How to Handle Web Form Spam

Bots clogging up your lead funnel? Use these tips to filter out bogus inquiries.

So you have a shiny new or shiny old industrial B2B website that is poised for greatness. It is SEO friendly, fast loading, stuffed with great content, and has all the necessary features. Once a certain level of popularity has been reached or publish time has elapsed, the inevitable spam bots will find your site and begin their campaigns, assaulting you with endless amounts of web form spam.

Unless you’re really interested in viagra, cheap mortgages, miracle diets, Nigerian princes, and the like, you’ll need to slog through all the incoming cruft to find the legitimate contact requests that are potential leads.

How do you protect your site, as well as overcome this annoyance (and inefficiency)? Let’s begin by establishing why web form spam exists in the first place.

Why Does Web Form Spam Exist?

Everyone is familiar with typical email spam. Fortunately, most email providers have gotten a good handle on email spam with filters and systems designed to block messages. Web form spam is a different problem. Web form spam results in a large volume of unwanted form submissions containing “junk” text and often irrelevant web links.

Since these junk submission usually only wind up in admin interfaces and admin inboxes, you might wonder, “Why are they doing this? What are they trying to achieve? How do they think I’m ever going to fall for these spam offers?”

Lead form spammers have two primary goals. First, they are looking for vulnerabilities that will allow them to hijack your form and use it to relay email spam messages. Next, they are hoping to get their message published on your website through comments, guestbooks, or other means. If the message gets published with their hyperlinks, it can theoretically lead to an SEO boost for the spammer or the spammer’s clients.

To better understand, consider spam at a large scale. These spammers have “bots” (automated systems that crawl the web). These bots look for web forms, fill them out with spammy text and links, and finally submit the form.

No doubt your site software is up to date so these bots won’t find any vulnerabilities in your web form to exploit. And you’re probably also using moderation or another way to prevent comments from automatically being published on your site.

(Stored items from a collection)
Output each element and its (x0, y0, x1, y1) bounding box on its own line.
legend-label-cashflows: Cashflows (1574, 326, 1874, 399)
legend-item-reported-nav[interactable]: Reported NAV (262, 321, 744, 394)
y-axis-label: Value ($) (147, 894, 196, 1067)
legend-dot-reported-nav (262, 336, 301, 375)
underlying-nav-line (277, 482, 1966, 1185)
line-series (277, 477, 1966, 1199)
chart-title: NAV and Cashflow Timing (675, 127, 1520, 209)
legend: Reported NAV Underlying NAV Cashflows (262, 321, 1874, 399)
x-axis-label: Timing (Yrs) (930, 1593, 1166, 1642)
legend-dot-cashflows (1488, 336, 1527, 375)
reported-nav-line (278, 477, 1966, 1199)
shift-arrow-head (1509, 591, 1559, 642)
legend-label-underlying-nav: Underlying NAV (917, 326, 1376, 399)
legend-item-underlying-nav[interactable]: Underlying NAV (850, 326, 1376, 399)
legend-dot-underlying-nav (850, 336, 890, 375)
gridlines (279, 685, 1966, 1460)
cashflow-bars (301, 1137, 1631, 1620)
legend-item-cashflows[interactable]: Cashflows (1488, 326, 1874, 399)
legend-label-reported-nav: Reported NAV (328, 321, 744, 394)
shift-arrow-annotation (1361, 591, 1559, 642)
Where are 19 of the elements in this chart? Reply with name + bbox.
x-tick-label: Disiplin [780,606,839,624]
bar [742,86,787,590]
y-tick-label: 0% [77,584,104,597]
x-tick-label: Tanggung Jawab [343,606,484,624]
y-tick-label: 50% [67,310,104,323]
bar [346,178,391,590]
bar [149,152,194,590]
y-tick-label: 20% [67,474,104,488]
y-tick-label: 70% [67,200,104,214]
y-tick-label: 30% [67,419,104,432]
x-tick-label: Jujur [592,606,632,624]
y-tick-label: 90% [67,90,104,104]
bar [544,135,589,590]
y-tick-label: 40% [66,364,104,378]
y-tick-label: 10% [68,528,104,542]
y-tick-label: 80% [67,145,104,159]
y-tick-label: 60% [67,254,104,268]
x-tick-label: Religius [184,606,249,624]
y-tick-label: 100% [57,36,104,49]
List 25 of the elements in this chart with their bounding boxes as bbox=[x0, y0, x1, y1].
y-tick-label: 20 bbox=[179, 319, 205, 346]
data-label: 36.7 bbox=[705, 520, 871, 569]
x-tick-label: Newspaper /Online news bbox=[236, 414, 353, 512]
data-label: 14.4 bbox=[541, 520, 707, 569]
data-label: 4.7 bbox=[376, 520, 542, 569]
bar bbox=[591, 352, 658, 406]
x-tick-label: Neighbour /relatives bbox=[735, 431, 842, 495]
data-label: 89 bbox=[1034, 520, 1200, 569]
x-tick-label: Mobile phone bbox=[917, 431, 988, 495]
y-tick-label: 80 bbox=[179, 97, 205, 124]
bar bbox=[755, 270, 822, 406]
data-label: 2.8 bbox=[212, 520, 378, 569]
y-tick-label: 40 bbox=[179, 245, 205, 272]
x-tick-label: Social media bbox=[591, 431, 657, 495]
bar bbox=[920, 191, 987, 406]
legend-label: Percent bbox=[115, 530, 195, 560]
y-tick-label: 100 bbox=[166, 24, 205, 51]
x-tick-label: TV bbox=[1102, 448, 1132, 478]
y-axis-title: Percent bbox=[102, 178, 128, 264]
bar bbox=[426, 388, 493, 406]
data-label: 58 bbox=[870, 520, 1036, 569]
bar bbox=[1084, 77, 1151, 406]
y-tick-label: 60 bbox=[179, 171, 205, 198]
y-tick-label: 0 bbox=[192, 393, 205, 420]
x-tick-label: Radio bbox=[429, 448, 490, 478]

* EXERCISE OBJECTIVE *
Can you pick up the article on web form spam after its final sentence and carry it on?

* EXPECTED ANSWER *
But spammers know this — they know that the vast majority of sites have protections in place to keep their spammy links from being published in comment feeds, etc., and that most sites won’t have a form that they can exploit to send their own email. However, they don’t care, because they target millions of sites on the Internet. It’s a statistics game for them and getting their spam to work on just one site is a success.

What Can You Do?

There are a few methods you can use to combat web form spam. Some are easy, having little effect on users, and some are more difficult and intrusive. We’ll cover three popular techniques, all of which will likely require a web developer to implement, but site updates like this should not break the bank.

Honeypot

A popular non-intrusive method deemed a “honeypot” should be the first line of defense against web form spam. It is an easy technique and does not interfere with the user experience.

A honeypot works by including a decoy hidden field in a form. Spam bots usually fill out all fields carte blanche when encountering a web form. Since humans don’t see the hidden honeypot field, they leave it blank. Thus you can assume all submissions that have filled out the honeypot field are automated and consider them spam.

To implement the honeypot technique, all that’s required is adding a hidden form field to your form. The form field can have any name, but make sure to hide it from users with css or another method.

Here’s an example that creates a hidden form field for an email address:

honeypot form field

The field “name” and “type” does not matter.

Random Questions

Another technique for deterring web form spam bots involves including a question in your form that it would be difficult for bots to answer. If this question is not answered correctly, the site will bar the form submission.

For this technique to be effective, the question must change each time the form is displayed. The questions should be easily answered by any human that can read the language.

Here’s an example:

random trivia question

Other example questions include:

  • What comes first, C or Y?
  • What is the capital letter of “y?”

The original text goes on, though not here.